## DIRECTION
Take the records underneath and set them down exactly.

- - - -

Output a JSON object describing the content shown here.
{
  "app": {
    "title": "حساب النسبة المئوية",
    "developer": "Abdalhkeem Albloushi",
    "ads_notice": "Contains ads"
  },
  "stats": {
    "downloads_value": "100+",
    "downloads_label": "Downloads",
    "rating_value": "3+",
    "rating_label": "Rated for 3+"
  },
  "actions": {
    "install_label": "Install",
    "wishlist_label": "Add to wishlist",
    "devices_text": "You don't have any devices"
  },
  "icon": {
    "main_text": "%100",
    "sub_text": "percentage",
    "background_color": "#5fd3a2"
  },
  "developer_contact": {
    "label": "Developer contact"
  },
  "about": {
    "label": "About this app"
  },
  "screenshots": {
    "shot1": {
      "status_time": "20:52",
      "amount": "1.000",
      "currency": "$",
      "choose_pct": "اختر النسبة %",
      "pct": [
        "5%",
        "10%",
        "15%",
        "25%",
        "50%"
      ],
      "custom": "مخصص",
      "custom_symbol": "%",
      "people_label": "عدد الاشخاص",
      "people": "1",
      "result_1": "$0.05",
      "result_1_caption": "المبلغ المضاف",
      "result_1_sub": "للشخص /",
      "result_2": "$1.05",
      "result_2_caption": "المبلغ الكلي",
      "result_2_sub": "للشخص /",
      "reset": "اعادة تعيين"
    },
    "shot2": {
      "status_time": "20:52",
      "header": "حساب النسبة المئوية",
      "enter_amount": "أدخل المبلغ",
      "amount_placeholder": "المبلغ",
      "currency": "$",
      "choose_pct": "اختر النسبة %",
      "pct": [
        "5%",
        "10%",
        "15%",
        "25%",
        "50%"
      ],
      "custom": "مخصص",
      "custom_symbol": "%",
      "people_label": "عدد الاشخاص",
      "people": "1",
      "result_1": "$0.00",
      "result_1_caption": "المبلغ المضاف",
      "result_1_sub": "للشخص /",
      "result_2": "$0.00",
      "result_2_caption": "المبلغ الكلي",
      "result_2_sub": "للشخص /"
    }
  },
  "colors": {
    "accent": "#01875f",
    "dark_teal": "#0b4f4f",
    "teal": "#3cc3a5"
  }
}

- - - -

## RESULT OF THIS EXERCISE
Output a JSON object describing the content shown here.
{
  "app": {
    "title": "حساب النسبة المئوية",
    "developer": "Abdalhkeem Albloushi",
    "ads_notice": "Contains ads"
  },
  "stats": {
    "downloads_value": "100+",
    "downloads_label": "Downloads",
    "rating_value": "3+",
    "rating_label": "Rated for 3+"
  },
  "actions": {
    "install_label": "Install",
    "wishlist_label": "Add to wishlist",
    "devices_text": "You don't have any devices"
  },
  "icon": {
    "main_text": "%100",
    "sub_text": "percentage",
    "background_color": "#5fd3a2"
  },
  "developer_contact": {
    "label": "Developer contact"
  },
  "about": {
    "label": "About this app"
  },
  "screenshots": {
    "shot1": {
      "status_time": "20:52",
      "amount": "1.000",
      "currency": "$",
      "choose_pct": "اختر النسبة %",
      "pct": [
        "5%",
        "10%",
        "15%",
        "25%",
        "50%"
      ],
      "custom": "مخصص",
      "custom_symbol": "%",
      "people_label": "عدد الاشخاص",
      "people": "1",
      "result_1": "$0.05",
      "result_1_caption": "المبلغ المضاف",
      "result_1_sub": "للشخص /",
      "result_2": "$1.05",
      "result_2_caption": "المبلغ الكلي",
      "result_2_sub": "للشخص /",
      "reset": "اعادة تعيين"
    },
    "shot2": {
      "status_time": "20:52",
      "header": "حساب النسبة المئوية",
      "enter_amount": "أدخل المبلغ",
      "amount_placeholder": "المبلغ",
      "currency": "$",
      "choose_pct": "اختر النسبة %",
      "pct": [
        "5%",
        "10%",
        "15%",
        "25%",
        "50%"
      ],
      "custom": "مخصص",
      "custom_symbol": "%",
      "people_label": "عدد الاشخاص",
      "people": "1",
      "result_1": "$0.00",
      "result_1_caption": "المبلغ المضاف",
      "result_1_sub": "للشخص /",
      "result_2": "$0.00",
      "result_2_caption": "المبلغ الكلي",
      "result_2_sub": "للشخص /"
    }
  },
  "colors": {
    "accent": "#01875f",
    "dark_teal": "#0b4f4f",
    "teal": "#3cc3a5"
  }
}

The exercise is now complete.